→ **The records**
========================================
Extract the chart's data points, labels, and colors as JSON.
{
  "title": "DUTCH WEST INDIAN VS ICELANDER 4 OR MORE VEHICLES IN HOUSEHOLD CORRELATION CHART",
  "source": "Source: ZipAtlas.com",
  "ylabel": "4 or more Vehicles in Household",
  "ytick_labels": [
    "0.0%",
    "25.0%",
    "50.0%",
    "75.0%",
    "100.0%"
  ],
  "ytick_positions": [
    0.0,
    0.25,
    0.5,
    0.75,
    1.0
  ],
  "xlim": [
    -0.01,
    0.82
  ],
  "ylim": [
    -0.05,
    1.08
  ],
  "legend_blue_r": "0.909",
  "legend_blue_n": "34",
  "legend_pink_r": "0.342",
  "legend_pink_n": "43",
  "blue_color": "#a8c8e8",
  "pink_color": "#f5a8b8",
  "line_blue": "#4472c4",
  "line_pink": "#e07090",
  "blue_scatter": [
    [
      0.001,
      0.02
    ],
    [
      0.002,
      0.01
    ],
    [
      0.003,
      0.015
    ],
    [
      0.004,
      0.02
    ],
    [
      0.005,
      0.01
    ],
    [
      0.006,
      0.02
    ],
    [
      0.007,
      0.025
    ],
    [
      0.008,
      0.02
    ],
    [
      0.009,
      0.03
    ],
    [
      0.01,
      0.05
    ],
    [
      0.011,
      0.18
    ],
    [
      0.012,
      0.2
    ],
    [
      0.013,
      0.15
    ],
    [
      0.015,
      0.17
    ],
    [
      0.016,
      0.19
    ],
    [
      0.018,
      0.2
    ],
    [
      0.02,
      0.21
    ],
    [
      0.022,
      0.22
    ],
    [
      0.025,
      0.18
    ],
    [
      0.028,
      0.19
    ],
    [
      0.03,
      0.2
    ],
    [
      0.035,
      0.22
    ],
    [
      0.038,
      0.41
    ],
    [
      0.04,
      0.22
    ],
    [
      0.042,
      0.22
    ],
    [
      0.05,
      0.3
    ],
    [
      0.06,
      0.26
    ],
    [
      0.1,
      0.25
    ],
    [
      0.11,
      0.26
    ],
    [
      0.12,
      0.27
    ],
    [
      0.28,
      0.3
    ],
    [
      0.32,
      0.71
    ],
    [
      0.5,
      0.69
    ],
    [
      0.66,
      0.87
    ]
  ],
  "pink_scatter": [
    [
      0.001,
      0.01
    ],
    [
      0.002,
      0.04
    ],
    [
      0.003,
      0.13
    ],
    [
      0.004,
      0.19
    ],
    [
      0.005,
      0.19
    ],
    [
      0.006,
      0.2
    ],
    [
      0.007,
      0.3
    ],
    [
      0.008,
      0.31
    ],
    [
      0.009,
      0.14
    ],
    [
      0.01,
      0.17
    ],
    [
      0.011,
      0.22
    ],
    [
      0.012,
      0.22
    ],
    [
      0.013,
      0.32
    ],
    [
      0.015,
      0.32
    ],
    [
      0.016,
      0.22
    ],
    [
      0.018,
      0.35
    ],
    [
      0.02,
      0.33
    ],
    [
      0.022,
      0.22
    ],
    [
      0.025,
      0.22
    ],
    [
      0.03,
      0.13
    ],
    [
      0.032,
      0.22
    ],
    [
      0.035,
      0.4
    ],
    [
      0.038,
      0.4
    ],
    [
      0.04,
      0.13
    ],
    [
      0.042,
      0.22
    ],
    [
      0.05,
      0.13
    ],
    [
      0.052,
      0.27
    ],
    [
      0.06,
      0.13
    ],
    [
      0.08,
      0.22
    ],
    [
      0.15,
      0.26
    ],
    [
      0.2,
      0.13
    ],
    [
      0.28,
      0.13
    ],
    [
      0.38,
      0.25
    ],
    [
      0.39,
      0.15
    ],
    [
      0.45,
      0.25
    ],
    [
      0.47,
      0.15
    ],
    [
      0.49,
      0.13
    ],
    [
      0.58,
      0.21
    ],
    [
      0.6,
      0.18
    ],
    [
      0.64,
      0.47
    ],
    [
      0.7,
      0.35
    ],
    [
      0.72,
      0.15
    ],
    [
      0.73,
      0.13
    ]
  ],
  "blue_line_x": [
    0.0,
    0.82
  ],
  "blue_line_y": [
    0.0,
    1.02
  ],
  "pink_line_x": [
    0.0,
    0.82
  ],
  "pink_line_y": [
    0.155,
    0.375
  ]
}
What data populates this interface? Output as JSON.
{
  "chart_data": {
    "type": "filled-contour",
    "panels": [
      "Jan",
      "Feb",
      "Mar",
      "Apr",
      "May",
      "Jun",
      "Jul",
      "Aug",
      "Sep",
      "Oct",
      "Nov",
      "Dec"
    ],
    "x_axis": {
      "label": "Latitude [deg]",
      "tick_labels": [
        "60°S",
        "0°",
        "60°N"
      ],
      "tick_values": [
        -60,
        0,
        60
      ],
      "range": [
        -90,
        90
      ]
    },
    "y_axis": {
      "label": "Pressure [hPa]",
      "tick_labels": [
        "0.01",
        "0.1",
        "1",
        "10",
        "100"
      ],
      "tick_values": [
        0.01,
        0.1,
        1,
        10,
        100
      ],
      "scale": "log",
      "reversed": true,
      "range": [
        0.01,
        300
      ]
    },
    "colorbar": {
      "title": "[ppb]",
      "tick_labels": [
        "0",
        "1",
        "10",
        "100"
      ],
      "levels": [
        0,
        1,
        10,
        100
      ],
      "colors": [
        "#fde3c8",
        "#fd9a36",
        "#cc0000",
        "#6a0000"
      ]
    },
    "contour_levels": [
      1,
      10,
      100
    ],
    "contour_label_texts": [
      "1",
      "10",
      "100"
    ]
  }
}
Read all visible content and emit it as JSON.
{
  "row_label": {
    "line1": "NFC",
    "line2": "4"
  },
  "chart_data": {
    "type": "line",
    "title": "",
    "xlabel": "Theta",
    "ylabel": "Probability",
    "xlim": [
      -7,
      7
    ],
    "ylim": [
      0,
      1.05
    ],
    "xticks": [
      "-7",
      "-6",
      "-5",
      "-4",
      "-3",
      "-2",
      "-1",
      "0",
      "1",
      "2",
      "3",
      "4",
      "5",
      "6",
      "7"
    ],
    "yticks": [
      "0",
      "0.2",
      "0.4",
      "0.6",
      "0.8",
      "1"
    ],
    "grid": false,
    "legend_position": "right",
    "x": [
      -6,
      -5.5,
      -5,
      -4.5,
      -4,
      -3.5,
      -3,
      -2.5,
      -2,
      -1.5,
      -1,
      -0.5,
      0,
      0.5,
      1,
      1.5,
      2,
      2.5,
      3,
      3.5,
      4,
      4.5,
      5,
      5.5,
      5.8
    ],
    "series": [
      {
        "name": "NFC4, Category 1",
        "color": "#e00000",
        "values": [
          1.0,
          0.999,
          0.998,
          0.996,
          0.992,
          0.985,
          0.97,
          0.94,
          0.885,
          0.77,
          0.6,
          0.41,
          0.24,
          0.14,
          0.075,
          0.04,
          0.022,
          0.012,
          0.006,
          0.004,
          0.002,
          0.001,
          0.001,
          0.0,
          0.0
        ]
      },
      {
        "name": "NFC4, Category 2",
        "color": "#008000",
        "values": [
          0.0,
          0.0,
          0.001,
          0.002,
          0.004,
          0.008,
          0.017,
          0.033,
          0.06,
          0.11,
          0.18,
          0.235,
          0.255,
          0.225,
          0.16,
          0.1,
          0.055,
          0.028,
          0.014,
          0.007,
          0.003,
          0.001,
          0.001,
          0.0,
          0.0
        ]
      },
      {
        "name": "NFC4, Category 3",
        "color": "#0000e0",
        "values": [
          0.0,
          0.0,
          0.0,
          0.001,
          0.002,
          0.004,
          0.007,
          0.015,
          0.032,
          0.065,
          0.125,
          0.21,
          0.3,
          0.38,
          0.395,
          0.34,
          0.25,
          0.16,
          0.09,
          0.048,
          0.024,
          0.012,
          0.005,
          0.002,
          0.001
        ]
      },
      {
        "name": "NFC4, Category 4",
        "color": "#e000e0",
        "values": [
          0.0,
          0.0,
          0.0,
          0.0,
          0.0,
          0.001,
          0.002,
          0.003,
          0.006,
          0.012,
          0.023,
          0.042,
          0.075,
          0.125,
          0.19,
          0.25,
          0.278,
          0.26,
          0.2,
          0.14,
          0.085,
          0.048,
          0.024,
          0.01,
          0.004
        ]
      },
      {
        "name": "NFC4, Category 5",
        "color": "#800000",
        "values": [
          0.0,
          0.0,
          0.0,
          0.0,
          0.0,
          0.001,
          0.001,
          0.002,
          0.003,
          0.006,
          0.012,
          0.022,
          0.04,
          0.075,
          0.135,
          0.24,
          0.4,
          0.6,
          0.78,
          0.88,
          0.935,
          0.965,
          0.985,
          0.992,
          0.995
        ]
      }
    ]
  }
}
========================================
Your task is to pick out every line with the string "JSON" and copy it.

Extract the chart's data points, labels, and colors as JSON.
What data populates this interface? Output as JSON.
Read all visible content and emit it as JSON.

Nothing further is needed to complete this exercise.